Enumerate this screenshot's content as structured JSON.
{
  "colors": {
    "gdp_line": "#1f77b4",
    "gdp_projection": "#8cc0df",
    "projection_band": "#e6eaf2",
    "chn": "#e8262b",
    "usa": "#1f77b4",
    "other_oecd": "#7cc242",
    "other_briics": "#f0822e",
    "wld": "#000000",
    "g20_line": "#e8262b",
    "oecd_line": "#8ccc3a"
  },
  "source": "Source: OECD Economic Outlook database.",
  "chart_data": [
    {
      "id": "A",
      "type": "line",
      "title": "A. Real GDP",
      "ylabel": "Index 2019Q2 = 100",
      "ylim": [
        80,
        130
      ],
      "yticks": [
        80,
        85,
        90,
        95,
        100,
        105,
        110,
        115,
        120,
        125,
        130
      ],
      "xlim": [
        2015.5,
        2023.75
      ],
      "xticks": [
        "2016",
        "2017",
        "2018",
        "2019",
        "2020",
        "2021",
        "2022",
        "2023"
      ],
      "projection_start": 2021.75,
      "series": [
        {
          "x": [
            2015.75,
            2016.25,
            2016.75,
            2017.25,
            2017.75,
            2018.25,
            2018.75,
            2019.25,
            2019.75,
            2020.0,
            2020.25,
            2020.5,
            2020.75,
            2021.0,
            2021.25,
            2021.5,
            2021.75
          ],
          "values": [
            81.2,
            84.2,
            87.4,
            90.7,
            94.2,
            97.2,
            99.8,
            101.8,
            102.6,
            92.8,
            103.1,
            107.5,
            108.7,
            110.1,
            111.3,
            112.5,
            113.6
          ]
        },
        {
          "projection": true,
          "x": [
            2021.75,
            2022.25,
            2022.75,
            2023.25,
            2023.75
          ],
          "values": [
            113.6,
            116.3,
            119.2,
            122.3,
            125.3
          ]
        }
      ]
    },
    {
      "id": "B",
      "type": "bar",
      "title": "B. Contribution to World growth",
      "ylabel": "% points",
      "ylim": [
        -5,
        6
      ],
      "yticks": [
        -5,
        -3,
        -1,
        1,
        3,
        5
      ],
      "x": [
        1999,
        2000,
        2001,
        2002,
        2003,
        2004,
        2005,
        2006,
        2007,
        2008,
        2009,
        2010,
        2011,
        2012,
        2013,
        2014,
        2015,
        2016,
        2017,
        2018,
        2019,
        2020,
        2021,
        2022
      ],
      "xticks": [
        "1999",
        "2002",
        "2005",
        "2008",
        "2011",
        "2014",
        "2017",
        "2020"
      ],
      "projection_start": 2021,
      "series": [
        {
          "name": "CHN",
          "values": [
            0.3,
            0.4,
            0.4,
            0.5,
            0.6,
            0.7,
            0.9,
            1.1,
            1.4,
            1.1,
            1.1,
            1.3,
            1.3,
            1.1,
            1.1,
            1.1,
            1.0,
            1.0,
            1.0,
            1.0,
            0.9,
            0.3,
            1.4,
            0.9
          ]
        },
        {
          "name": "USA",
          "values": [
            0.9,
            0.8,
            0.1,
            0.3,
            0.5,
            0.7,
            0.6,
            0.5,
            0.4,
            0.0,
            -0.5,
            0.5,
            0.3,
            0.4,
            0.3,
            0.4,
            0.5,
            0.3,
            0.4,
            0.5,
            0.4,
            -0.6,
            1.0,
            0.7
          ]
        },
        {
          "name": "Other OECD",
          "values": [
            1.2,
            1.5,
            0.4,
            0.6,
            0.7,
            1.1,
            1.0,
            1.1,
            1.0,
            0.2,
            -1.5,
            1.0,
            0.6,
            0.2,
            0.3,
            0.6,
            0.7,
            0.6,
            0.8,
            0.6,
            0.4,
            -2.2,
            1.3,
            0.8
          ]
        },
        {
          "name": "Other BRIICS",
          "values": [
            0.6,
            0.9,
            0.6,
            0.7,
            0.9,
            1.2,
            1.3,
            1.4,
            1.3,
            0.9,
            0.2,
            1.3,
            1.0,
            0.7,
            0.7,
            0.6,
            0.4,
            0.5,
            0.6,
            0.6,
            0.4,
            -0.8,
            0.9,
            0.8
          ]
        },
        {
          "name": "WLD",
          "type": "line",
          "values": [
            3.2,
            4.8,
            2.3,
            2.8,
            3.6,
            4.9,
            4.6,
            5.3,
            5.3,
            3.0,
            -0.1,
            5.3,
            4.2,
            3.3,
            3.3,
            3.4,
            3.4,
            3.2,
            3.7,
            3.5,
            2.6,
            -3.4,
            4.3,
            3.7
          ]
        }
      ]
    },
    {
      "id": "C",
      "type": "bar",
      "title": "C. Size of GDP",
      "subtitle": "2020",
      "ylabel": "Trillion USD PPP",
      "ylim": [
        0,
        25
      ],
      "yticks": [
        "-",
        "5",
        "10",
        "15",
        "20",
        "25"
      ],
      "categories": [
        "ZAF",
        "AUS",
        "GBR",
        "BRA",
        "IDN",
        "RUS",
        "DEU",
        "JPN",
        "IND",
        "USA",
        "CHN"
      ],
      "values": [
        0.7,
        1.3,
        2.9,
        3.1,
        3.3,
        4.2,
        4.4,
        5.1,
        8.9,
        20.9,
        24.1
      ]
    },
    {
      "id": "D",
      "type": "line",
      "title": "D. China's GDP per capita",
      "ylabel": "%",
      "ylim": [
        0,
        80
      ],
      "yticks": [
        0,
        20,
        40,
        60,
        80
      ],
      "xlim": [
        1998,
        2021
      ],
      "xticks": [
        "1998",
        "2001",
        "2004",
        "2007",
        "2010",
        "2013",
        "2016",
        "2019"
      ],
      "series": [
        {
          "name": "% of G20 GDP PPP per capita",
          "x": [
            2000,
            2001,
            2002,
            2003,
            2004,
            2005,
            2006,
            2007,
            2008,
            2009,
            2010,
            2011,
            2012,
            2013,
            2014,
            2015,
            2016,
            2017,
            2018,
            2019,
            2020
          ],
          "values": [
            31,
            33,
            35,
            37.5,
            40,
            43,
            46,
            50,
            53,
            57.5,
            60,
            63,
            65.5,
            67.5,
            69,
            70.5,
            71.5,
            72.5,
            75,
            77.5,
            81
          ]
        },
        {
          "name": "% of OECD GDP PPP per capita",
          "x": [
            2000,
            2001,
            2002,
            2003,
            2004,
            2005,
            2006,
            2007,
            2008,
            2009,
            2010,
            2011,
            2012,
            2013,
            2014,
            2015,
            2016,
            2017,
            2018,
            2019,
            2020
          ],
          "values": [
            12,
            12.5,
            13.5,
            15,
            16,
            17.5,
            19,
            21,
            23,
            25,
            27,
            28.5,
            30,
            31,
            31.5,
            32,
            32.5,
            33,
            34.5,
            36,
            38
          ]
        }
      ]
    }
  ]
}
○ ○ ○ ○ ○
◆ Task brief: Copy out all the entries shown above, character for character.

◆ Expected output:
Enumerate this screenshot's content as structured JSON.
{
  "colors": {
    "gdp_line": "#1f77b4",
    "gdp_projection": "#8cc0df",
    "projection_band": "#e6eaf2",
    "chn": "#e8262b",
    "usa": "#1f77b4",
    "other_oecd": "#7cc242",
    "other_briics": "#f0822e",
    "wld": "#000000",
    "g20_line": "#e8262b",
    "oecd_line": "#8ccc3a"
  },
  "source": "Source: OECD Economic Outlook database.",
  "chart_data": [
    {
      "id": "A",
      "type": "line",
      "title": "A. Real GDP",
      "ylabel": "Index 2019Q2 = 100",
      "ylim": [
        80,
        130
      ],
      "yticks": [
        80,
        85,
        90,
        95,
        100,
        105,
        110,
        115,
        120,
        125,
        130
      ],
      "xlim": [
        2015.5,
        2023.75
      ],
      "xticks": [
        "2016",
        "2017",
        "2018",
        "2019",
        "2020",
        "2021",
        "2022",
        "2023"
      ],
      "projection_start": 2021.75,
      "series": [
        {
          "x": [
            2015.75,
            2016.25,
            2016.75,
            2017.25,
            2017.75,
            2018.25,
            2018.75,
            2019.25,
            2019.75,
            2020.0,
            2020.25,
            2020.5,
            2020.75,
            2021.0,
            2021.25,
            2021.5,
            2021.75
          ],
          "values": [
            81.2,
            84.2,
            87.4,
            90.7,
            94.2,
            97.2,
            99.8,
            101.8,
            102.6,
            92.8,
            103.1,
            107.5,
            108.7,
            110.1,
            111.3,
            112.5,
            113.6
          ]
        },
        {
          "projection": true,
          "x": [
            2021.75,
            2022.25,
            2022.75,
            2023.25,
            2023.75
          ],
          "values": [
            113.6,
            116.3,
            119.2,
            122.3,
            125.3
          ]
        }
      ]
    },
    {
      "id": "B",
      "type": "bar",
      "title": "B. Contribution to World growth",
      "ylabel": "% points",
      "ylim": [
        -5,
        6
      ],
      "yticks": [
        -5,
        -3,
        -1,
        1,
        3,
        5
      ],
      "x": [
        1999,
        2000,
        2001,
        2002,
        2003,
        2004,
        2005,
        2006,
        2007,
        2008,
        2009,
        2010,
        2011,
        2012,
        2013,
        2014,
        2015,
        2016,
        2017,
        2018,
        2019,
        2020,
        2021,
        2022
      ],
      "xticks": [
        "1999",
        "2002",
        "2005",
        "2008",
        "2011",
        "2014",
        "2017",
        "2020"
      ],
      "projection_start": 2021,
      "series": [
        {
          "name": "CHN",
          "values": [
            0.3,
            0.4,
            0.4,
            0.5,
            0.6,
            0.7,
            0.9,
            1.1,
            1.4,
            1.1,
            1.1,
            1.3,
            1.3,
            1.1,
            1.1,
            1.1,
            1.0,
            1.0,
            1.0,
            1.0,
            0.9,
            0.3,
            1.4,
            0.9
          ]
        },
        {
          "name": "USA",
          "values": [
            0.9,
            0.8,
            0.1,
            0.3,
            0.5,
            0.7,
            0.6,
            0.5,
            0.4,
            0.0,
            -0.5,
            0.5,
            0.3,
            0.4,
            0.3,
            0.4,
            0.5,
            0.3,
            0.4,
            0.5,
            0.4,
            -0.6,
            1.0,
            0.7
          ]
        },
        {
          "name": "Other OECD",
          "values": [
            1.2,
            1.5,
            0.4,
            0.6,
            0.7,
            1.1,
            1.0,
            1.1,
            1.0,
            0.2,
            -1.5,
            1.0,
            0.6,
            0.2,
            0.3,
            0.6,
            0.7,
            0.6,
            0.8,
            0.6,
            0.4,
            -2.2,
            1.3,
            0.8
          ]
        },
        {
          "name": "Other BRIICS",
          "values": [
            0.6,
            0.9,
            0.6,
            0.7,
            0.9,
            1.2,
            1.3,
            1.4,
            1.3,
            0.9,
            0.2,
            1.3,
            1.0,
            0.7,
            0.7,
            0.6,
            0.4,
            0.5,
            0.6,
            0.6,
            0.4,
            -0.8,
            0.9,
            0.8
          ]
        },
        {
          "name": "WLD",
          "type": "line",
          "values": [
            3.2,
            4.8,
            2.3,
            2.8,
            3.6,
            4.9,
            4.6,
            5.3,
            5.3,
            3.0,
            -0.1,
            5.3,
            4.2,
            3.3,
            3.3,
            3.4,
            3.4,
            3.2,
            3.7,
            3.5,
            2.6,
            -3.4,
            4.3,
            3.7
          ]
        }
      ]
    },
    {
      "id": "C",
      "type": "bar",
      "title": "C. Size of GDP",
      "subtitle": "2020",
      "ylabel": "Trillion USD PPP",
      "ylim": [
        0,
        25
      ],
      "yticks": [
        "-",
        "5",
        "10",
        "15",
        "20",
        "25"
      ],
      "categories": [
        "ZAF",
        "AUS",
        "GBR",
        "BRA",
        "IDN",
        "RUS",
        "DEU",
        "JPN",
        "IND",
        "USA",
        "CHN"
      ],
      "values": [
        0.7,
        1.3,
        2.9,
        3.1,
        3.3,
        4.2,
        4.4,
        5.1,
        8.9,
        20.9,
        24.1
      ]
    },
    {
      "id": "D",
      "type": "line",
      "title": "D. China's GDP per capita",
      "ylabel": "%",
      "ylim": [
        0,
        80
      ],
      "yticks": [
        0,
        20,
        40,
        60,
        80
      ],
      "xlim": [
        1998,
        2021
      ],
      "xticks": [
        "1998",
        "2001",
        "2004",
        "2007",
        "2010",
        "2013",
        "2016",
        "2019"
      ],
      "series": [
        {
          "name": "% of G20 GDP PPP per capita",
          "x": [
            2000,
            2001,
            2002,
            2003,
            2004,
            2005,
            2006,
            2007,
            2008,
            2009,
            2010,
            2011,
            2012,
            2013,
            2014,
            2015,
            2016,
            2017,
            2018,
            2019,
            2020
          ],
          "values": [
            31,
            33,
            35,
            37.5,
            40,
            43,
            46,
            50,
            53,
            57.5,
            60,
            63,
            65.5,
            67.5,
            69,
            70.5,
            71.5,
            72.5,
            75,
            77.5,
            81
          ]
        },
        {
          "name": "% of OECD GDP PPP per capita",
          "x": [
            2000,
            2001,
            2002,
            2003,
            2004,
            2005,
            2006,
            2007,
            2008,
            2009,
            2010,
            2011,
            2012,
            2013,
            2014,
            2015,
            2016,
            2017,
            2018,
            2019,
            2020
          ],
          "values": [
            12,
            12.5,
            13.5,
            15,
            16,
            17.5,
            19,
            21,
            23,
            25,
            27,
            28.5,
            30,
            31,
            31.5,
            32,
            32.5,
            33,
            34.5,
            36,
            38
          ]
        }
      ]
    }
  ]
}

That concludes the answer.